▶ EXERCISE GOAL
Write out the material exactly, without any of its pictures.

======== RECORDS SHOWN ========

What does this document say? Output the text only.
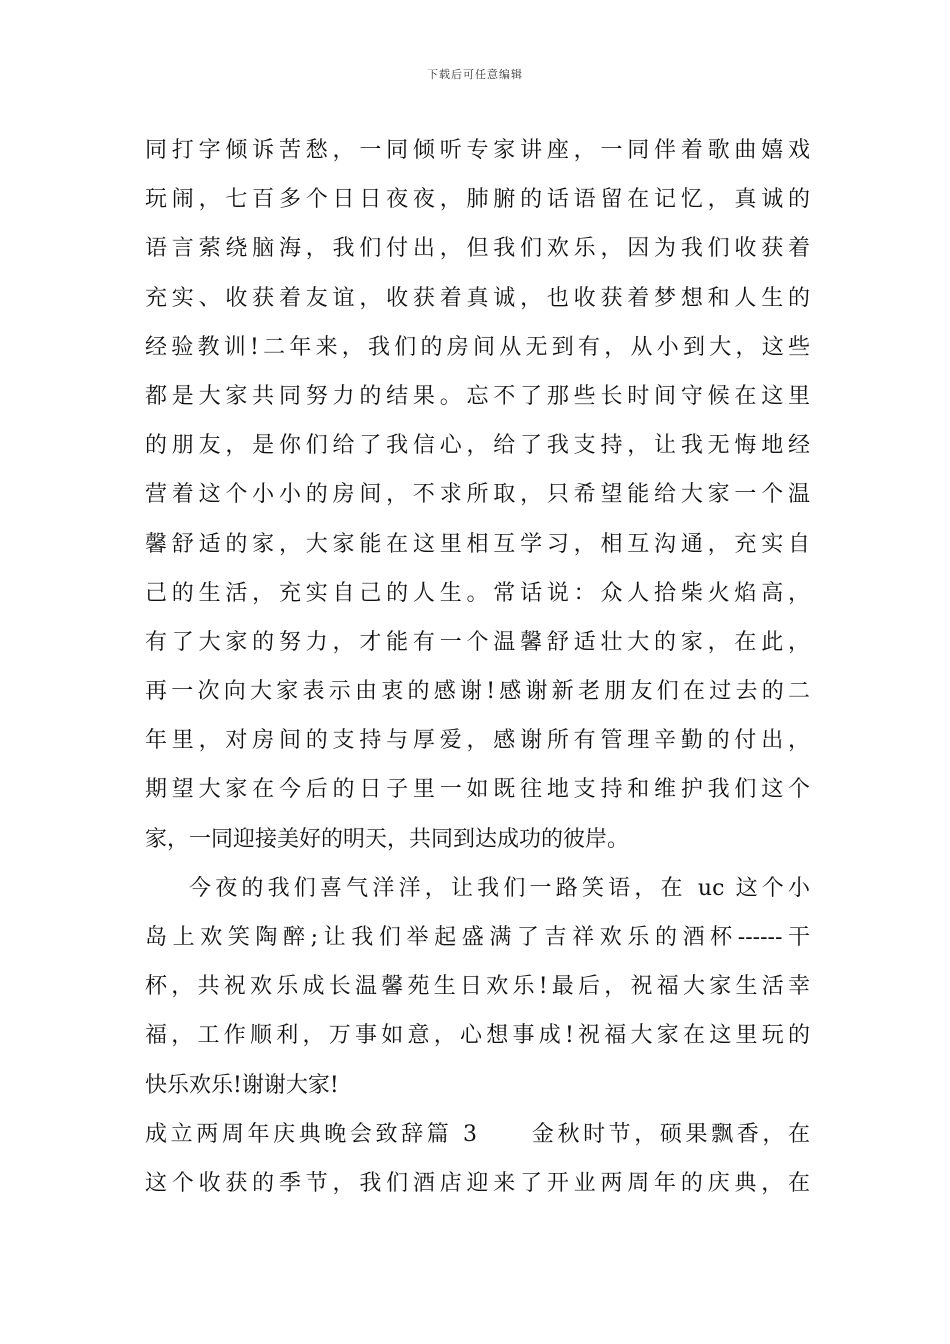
下载后可任意编辑
同打字倾诉苦愁，一同倾听专家讲座，一同伴着歌曲嬉戏
玩闹，七百多个日日夜夜，肺腑的话语留在记忆，真诚的
语言萦绕脑海，我们付出，但我们欢乐，因为我们收获着
充实、收获着友谊，收获着真诚，也收获着梦想和人生的
经验教训!二年来，我们的房间从无到有，从小到大，这些
都是大家共同努力的结果。忘不了那些长时间守候在这里
的朋友，是你们给了我信心，给了我支持，让我无悔地经
营着这个小小的房间，不求所取，只希望能给大家一个温
馨舒适的家，大家能在这里相互学习，相互沟通，充实自
己的生活，充实自己的人生。常话说：众人拾柴火焰高，
有了大家的努力，才能有一个温馨舒适壮大的家，在此，
再一次向大家表示由衷的感谢!感谢新老朋友们在过去的二
年里，对房间的支持与厚爱，感谢所有管理辛勤的付出，
期望大家在今后的日子里一如既往地支持和维护我们这个
家，一同迎接美好的明天，共同到达成功的彼岸。
今夜的我们喜气洋洋，让我们一路笑语，在 uc 这个小
岛上欢笑陶醉;让我们举起盛满了吉祥欢乐的酒杯------干
杯，共祝欢乐成长温馨苑生日欢乐!最后，祝福大家生活幸
福，工作顺利，万事如意，心想事成!祝福大家在这里玩的
快乐欢乐!谢谢大家!
成立两周年庆典晚会致辞篇 3　　金秋时节，硕果飘香，在
这个收获的季节，我们酒店迎来了开业两周年的庆典，在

========

▶ SOLUTION BELOW
What does this document say? Output the text only.
下载后可任意编辑
同打字倾诉苦愁，一同倾听专家讲座，一同伴着歌曲嬉戏
玩闹，七百多个日日夜夜，肺腑的话语留在记忆，真诚的
语言萦绕脑海，我们付出，但我们欢乐，因为我们收获着
充实、收获着友谊，收获着真诚，也收获着梦想和人生的
经验教训!二年来，我们的房间从无到有，从小到大，这些
都是大家共同努力的结果。忘不了那些长时间守候在这里
的朋友，是你们给了我信心，给了我支持，让我无悔地经
营着这个小小的房间，不求所取，只希望能给大家一个温
馨舒适的家，大家能在这里相互学习，相互沟通，充实自
己的生活，充实自己的人生。常话说：众人拾柴火焰高，
有了大家的努力，才能有一个温馨舒适壮大的家，在此，
再一次向大家表示由衷的感谢!感谢新老朋友们在过去的二
年里，对房间的支持与厚爱，感谢所有管理辛勤的付出，
期望大家在今后的日子里一如既往地支持和维护我们这个
家，一同迎接美好的明天，共同到达成功的彼岸。
今夜的我们喜气洋洋，让我们一路笑语，在 uc 这个小
岛上欢笑陶醉;让我们举起盛满了吉祥欢乐的酒杯------干
杯，共祝欢乐成长温馨苑生日欢乐!最后，祝福大家生活幸
福，工作顺利，万事如意，心想事成!祝福大家在这里玩的
快乐欢乐!谢谢大家!
成立两周年庆典晚会致辞篇 3　　金秋时节，硕果飘香，在
这个收获的季节，我们酒店迎来了开业两周年的庆典，在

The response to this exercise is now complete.